## [EXERCISE AIM]
Extract every line below, verbatim.

[start DATA TO PROCESS]

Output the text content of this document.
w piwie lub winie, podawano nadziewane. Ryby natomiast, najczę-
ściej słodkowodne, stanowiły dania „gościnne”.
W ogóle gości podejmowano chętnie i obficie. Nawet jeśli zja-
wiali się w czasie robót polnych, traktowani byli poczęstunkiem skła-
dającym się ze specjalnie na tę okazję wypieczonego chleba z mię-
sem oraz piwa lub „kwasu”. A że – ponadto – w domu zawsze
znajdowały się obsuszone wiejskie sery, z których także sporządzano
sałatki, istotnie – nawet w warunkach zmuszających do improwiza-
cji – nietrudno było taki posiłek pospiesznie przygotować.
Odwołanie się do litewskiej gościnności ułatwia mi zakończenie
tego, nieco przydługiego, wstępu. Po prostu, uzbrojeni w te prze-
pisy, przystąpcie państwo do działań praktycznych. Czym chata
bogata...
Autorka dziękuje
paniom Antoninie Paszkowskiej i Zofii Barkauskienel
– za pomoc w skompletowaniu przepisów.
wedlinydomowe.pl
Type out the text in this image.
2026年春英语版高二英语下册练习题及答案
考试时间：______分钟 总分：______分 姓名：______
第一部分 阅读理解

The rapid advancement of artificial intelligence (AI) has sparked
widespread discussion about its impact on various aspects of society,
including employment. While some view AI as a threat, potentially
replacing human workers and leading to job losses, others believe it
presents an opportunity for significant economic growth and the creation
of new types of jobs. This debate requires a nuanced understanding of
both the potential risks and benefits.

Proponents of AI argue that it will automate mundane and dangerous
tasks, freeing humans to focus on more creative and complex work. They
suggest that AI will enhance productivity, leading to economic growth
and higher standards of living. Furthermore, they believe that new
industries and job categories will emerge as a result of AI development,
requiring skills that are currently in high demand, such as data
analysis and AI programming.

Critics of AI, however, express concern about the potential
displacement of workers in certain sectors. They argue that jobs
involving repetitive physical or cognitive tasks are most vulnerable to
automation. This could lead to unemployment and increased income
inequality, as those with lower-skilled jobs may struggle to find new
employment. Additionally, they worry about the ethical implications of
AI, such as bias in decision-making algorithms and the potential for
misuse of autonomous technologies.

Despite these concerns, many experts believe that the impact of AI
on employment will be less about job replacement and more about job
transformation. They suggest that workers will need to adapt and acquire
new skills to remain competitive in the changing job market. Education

[end DATA TO PROCESS]

## [EXERCISE RESPONSE]
Output the text content of this document.
w piwie lub winie, podawano nadziewane. Ryby natomiast, najczę-
ściej słodkowodne, stanowiły dania „gościnne”.
W ogóle gości podejmowano chętnie i obficie. Nawet jeśli zja-
wiali się w czasie robót polnych, traktowani byli poczęstunkiem skła-
dającym się ze specjalnie na tę okazję wypieczonego chleba z mię-
sem oraz piwa lub „kwasu”. A że – ponadto – w domu zawsze
znajdowały się obsuszone wiejskie sery, z których także sporządzano
sałatki, istotnie – nawet w warunkach zmuszających do improwiza-
cji – nietrudno było taki posiłek pospiesznie przygotować.
Odwołanie się do litewskiej gościnności ułatwia mi zakończenie
tego, nieco przydługiego, wstępu. Po prostu, uzbrojeni w te prze-
pisy, przystąpcie państwo do działań praktycznych. Czym chata
bogata...
Autorka dziękuje
paniom Antoninie Paszkowskiej i Zofii Barkauskienel
– za pomoc w skompletowaniu przepisów.
wedlinydomowe.pl
Type out the text in this image.
2026年春英语版高二英语下册练习题及答案
考试时间：______分钟 总分：______分 姓名：______
第一部分 阅读理解

The rapid advancement of artificial intelligence (AI) has sparked
widespread discussion about its impact on various aspects of society,
including employment. While some view AI as a threat, potentially
replacing human workers and leading to job losses, others believe it
presents an opportunity for significant economic growth and the creation
of new types of jobs. This debate requires a nuanced understanding of
both the potential risks and benefits.

Proponents of AI argue that it will automate mundane and dangerous
tasks, freeing humans to focus on more creative and complex work. They
suggest that AI will enhance productivity, leading to economic growth
and higher standards of living. Furthermore, they believe that new
industries and job categories will emerge as a result of AI development,
requiring skills that are currently in high demand, such as data
analysis and AI programming.

Critics of AI, however, express concern about the potential
displacement of workers in certain sectors. They argue that jobs
involving repetitive physical or cognitive tasks are most vulnerable to
automation. This could lead to unemployment and increased income
inequality, as those with lower-skilled jobs may struggle to find new
employment. Additionally, they worry about the ethical implications of
AI, such as bias in decision-making algorithms and the potential for
misuse of autonomous technologies.

Despite these concerns, many experts believe that the impact of AI
on employment will be less about job replacement and more about job
transformation. They suggest that workers will need to adapt and acquire
new skills to remain competitive in the changing job market. Education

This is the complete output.